• _WHAT THE TASK ASKS_
Reproduce the data exactly.

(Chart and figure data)
——————————
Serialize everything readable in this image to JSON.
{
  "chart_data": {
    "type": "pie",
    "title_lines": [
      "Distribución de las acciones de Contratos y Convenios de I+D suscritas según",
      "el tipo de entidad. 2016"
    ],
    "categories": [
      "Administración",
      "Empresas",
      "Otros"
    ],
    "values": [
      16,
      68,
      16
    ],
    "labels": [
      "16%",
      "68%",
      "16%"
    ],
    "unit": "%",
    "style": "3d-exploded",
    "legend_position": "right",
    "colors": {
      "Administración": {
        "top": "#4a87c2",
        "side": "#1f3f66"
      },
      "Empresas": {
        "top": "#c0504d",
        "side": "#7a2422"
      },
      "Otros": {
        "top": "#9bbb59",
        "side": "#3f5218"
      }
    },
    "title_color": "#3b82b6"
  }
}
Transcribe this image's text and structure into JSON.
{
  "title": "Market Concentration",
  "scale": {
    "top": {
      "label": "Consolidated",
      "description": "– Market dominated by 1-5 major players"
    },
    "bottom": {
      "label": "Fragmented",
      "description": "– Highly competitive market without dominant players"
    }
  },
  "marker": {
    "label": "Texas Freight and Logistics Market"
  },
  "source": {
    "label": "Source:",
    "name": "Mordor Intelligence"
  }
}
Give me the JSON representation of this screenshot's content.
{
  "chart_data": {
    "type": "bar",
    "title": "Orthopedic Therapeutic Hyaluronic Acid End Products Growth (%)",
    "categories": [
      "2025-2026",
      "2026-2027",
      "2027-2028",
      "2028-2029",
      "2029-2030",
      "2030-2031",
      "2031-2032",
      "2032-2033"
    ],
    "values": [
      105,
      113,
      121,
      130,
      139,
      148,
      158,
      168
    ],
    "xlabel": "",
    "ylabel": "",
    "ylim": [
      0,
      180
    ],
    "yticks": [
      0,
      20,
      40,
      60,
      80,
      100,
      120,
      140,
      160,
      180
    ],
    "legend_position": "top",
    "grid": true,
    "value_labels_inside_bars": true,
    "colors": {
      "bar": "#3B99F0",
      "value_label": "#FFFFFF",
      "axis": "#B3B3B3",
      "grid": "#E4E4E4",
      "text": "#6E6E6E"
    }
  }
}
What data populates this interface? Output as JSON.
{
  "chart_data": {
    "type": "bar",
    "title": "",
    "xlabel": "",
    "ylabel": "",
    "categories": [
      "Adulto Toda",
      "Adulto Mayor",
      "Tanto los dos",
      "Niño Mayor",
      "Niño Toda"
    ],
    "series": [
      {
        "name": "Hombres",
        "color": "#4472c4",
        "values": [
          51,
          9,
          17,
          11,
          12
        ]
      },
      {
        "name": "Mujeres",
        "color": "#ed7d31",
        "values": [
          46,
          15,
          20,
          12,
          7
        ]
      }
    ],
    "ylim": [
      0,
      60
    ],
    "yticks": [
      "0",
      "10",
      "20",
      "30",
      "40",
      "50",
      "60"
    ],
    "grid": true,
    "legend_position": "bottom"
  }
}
——————————
• _OUTPUT OF THE TASK_
Serialize everything readable in this image to JSON.
{
  "chart_data": {
    "type": "pie",
    "title_lines": [
      "Distribución de las acciones de Contratos y Convenios de I+D suscritas según",
      "el tipo de entidad. 2016"
    ],
    "categories": [
      "Administración",
      "Empresas",
      "Otros"
    ],
    "values": [
      16,
      68,
      16
    ],
    "labels": [
      "16%",
      "68%",
      "16%"
    ],
    "unit": "%",
    "style": "3d-exploded",
    "legend_position": "right",
    "colors": {
      "Administración": {
        "top": "#4a87c2",
        "side": "#1f3f66"
      },
      "Empresas": {
        "top": "#c0504d",
        "side": "#7a2422"
      },
      "Otros": {
        "top": "#9bbb59",
        "side": "#3f5218"
      }
    },
    "title_color": "#3b82b6"
  }
}
Transcribe this image's text and structure into JSON.
{
  "title": "Market Concentration",
  "scale": {
    "top": {
      "label": "Consolidated",
      "description": "– Market dominated by 1-5 major players"
    },
    "bottom": {
      "label": "Fragmented",
      "description": "– Highly competitive market without dominant players"
    }
  },
  "marker": {
    "label": "Texas Freight and Logistics Market"
  },
  "source": {
    "label": "Source:",
    "name": "Mordor Intelligence"
  }
}
Give me the JSON representation of this screenshot's content.
{
  "chart_data": {
    "type": "bar",
    "title": "Orthopedic Therapeutic Hyaluronic Acid End Products Growth (%)",
    "categories": [
      "2025-2026",
      "2026-2027",
      "2027-2028",
      "2028-2029",
      "2029-2030",
      "2030-2031",
      "2031-2032",
      "2032-2033"
    ],
    "values": [
      105,
      113,
      121,
      130,
      139,
      148,
      158,
      168
    ],
    "xlabel": "",
    "ylabel": "",
    "ylim": [
      0,
      180
    ],
    "yticks": [
      0,
      20,
      40,
      60,
      80,
      100,
      120,
      140,
      160,
      180
    ],
    "legend_position": "top",
    "grid": true,
    "value_labels_inside_bars": true,
    "colors": {
      "bar": "#3B99F0",
      "value_label": "#FFFFFF",
      "axis": "#B3B3B3",
      "grid": "#E4E4E4",
      "text": "#6E6E6E"
    }
  }
}
What data populates this interface? Output as JSON.
{
  "chart_data": {
    "type": "bar",
    "title": "",
    "xlabel": "",
    "ylabel": "",
    "categories": [
      "Adulto Toda",
      "Adulto Mayor",
      "Tanto los dos",
      "Niño Mayor",
      "Niño Toda"
    ],
    "series": [
      {
        "name": "Hombres",
        "color": "#4472c4",
        "values": [
          51,
          9,
          17,
          11,
          12
        ]
      },
      {
        "name": "Mujeres",
        "color": "#ed7d31",
        "values": [
          46,
          15,
          20,
          12,
          7
        ]
      }
    ],
    "ylim": [
      0,
      60
    ],
    "yticks": [
      "0",
      "10",
      "20",
      "30",
      "40",
      "50",
      "60"
    ],
    "grid": true,
    "legend_position": "bottom"
  }
}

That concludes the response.